--- Start DATA IN THIS EXERCISE ---
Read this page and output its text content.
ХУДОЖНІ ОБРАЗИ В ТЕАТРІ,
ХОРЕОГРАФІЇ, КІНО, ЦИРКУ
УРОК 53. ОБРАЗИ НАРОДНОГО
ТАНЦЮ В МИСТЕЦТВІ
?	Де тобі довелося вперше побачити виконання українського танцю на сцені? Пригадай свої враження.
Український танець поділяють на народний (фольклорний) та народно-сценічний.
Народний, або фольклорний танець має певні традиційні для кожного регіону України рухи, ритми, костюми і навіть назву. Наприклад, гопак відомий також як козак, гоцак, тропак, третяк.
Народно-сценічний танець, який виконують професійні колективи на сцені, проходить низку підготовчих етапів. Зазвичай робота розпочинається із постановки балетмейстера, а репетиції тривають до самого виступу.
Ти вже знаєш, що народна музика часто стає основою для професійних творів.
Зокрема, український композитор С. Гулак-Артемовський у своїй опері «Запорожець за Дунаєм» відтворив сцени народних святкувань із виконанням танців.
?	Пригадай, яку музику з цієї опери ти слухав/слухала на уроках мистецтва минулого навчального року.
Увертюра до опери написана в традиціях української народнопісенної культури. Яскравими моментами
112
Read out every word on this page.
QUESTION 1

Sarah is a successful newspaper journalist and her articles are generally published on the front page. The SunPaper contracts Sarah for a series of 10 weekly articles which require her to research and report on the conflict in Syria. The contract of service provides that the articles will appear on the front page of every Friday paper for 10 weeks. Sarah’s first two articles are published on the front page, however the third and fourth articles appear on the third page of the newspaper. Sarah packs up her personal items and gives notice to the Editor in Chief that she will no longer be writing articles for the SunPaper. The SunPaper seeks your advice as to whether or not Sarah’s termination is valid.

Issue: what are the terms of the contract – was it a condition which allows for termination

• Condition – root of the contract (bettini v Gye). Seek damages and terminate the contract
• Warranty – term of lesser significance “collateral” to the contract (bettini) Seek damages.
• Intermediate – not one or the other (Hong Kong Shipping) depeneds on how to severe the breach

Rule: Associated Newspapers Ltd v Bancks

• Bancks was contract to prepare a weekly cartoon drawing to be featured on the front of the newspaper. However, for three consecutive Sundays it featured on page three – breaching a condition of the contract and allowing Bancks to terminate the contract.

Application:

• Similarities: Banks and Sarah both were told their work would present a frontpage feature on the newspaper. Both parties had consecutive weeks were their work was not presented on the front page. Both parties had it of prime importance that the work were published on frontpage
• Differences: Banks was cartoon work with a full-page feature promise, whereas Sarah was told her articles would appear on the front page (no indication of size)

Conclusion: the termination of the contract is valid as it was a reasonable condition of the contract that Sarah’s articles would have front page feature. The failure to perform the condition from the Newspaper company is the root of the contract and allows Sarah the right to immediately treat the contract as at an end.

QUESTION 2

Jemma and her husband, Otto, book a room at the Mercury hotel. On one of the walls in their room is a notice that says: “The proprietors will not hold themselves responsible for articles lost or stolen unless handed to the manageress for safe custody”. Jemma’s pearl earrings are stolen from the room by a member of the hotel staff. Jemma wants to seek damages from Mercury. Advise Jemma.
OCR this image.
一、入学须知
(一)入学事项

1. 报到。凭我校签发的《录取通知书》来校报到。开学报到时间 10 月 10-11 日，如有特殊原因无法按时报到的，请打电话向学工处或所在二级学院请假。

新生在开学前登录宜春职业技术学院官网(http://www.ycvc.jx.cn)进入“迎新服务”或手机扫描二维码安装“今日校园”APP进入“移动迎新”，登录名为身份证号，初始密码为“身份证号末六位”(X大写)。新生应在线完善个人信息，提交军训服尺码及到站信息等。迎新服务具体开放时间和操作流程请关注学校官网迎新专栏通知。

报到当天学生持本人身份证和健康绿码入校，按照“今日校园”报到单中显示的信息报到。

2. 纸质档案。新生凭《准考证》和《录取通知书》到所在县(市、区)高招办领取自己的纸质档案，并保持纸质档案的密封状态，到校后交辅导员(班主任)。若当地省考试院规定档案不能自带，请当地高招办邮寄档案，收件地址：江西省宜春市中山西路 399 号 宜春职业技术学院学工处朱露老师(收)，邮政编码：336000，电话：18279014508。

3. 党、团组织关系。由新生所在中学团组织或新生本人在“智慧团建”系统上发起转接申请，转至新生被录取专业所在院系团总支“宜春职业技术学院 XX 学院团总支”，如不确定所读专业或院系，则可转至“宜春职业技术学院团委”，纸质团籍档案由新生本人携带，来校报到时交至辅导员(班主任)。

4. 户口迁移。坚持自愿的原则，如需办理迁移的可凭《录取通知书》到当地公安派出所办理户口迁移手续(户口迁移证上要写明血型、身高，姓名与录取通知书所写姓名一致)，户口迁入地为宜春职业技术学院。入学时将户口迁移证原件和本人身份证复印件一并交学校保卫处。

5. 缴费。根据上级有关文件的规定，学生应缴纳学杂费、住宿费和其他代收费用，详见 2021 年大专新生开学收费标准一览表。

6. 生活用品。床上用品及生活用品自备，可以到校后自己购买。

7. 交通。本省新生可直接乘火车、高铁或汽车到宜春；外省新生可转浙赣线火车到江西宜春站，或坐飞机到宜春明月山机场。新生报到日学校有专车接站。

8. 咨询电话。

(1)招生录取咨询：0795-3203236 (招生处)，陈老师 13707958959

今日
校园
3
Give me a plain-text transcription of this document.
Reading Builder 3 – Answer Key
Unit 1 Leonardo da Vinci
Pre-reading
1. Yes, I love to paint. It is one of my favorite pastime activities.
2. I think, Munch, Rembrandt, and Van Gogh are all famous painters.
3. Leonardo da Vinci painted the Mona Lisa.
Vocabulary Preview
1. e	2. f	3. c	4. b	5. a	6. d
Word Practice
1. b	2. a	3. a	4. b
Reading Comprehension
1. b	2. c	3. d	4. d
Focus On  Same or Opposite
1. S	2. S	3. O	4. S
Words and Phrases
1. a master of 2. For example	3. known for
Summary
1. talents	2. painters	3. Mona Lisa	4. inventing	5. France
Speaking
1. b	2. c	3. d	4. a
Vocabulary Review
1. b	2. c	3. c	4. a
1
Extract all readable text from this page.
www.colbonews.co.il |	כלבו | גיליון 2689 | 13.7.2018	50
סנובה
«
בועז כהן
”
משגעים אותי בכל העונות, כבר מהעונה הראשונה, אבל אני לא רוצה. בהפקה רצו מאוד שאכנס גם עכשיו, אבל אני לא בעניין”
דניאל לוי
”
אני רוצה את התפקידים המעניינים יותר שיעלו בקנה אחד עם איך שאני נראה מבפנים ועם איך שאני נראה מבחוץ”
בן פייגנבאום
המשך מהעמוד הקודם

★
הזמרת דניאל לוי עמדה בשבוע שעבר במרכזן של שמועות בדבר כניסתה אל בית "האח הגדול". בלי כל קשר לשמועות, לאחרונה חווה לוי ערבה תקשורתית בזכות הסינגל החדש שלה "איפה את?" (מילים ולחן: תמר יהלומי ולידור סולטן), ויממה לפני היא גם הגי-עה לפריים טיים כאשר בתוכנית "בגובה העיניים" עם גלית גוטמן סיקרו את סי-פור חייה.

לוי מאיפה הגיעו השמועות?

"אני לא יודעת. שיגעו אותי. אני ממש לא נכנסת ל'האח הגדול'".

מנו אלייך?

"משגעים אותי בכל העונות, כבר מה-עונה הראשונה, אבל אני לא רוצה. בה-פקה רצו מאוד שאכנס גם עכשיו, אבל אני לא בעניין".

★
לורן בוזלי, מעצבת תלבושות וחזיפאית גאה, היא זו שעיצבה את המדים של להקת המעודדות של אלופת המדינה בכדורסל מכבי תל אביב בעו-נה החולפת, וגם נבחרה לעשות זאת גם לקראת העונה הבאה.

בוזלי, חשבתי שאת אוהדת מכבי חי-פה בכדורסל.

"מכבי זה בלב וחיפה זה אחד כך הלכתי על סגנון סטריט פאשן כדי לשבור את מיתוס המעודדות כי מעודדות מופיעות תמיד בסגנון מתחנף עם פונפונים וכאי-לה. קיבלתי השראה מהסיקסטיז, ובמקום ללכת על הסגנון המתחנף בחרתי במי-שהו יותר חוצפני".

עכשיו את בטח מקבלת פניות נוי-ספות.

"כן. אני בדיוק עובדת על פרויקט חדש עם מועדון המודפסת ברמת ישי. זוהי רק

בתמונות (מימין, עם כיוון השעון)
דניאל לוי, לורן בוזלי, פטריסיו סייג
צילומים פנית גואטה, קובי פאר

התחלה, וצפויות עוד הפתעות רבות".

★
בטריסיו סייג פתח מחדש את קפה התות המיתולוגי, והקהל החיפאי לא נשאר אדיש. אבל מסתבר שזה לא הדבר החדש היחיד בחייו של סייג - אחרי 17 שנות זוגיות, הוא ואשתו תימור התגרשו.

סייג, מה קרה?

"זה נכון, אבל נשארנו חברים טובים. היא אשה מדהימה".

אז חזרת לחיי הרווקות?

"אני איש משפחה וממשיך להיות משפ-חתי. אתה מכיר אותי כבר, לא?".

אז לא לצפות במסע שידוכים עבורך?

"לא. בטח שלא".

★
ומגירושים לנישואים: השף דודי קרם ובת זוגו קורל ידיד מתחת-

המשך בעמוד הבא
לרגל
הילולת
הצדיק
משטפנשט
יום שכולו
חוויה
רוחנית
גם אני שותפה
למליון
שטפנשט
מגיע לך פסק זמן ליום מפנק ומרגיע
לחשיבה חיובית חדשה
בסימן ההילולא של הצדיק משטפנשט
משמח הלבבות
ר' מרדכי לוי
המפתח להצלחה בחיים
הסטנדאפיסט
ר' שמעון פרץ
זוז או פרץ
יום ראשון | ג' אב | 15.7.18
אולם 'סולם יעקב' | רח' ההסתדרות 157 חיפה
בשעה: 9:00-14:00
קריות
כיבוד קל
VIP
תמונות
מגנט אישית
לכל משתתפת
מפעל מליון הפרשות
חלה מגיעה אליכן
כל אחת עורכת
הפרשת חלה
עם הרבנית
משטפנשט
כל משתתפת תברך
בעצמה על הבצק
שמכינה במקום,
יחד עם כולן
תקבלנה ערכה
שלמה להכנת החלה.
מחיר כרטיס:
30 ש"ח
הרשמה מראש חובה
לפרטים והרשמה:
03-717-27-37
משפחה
--- End DATA IN THIS EXERCISE ---
Only lines that contain the word "משגעים" are wanted; copy each of them.

משגעים אותי בכל העונות, כבר מהעונה הראשונה, אבל אני לא רוצה. בהפקה רצו מאוד שאכנס גם עכשיו, אבל אני לא בעניין”
"משגעים אותי בכל העונות, כבר מה-עונה הראשונה, אבל אני לא רוצה. בה-פקה רצו מאוד שאכנס גם עכשיו, אבל אני לא בעניין".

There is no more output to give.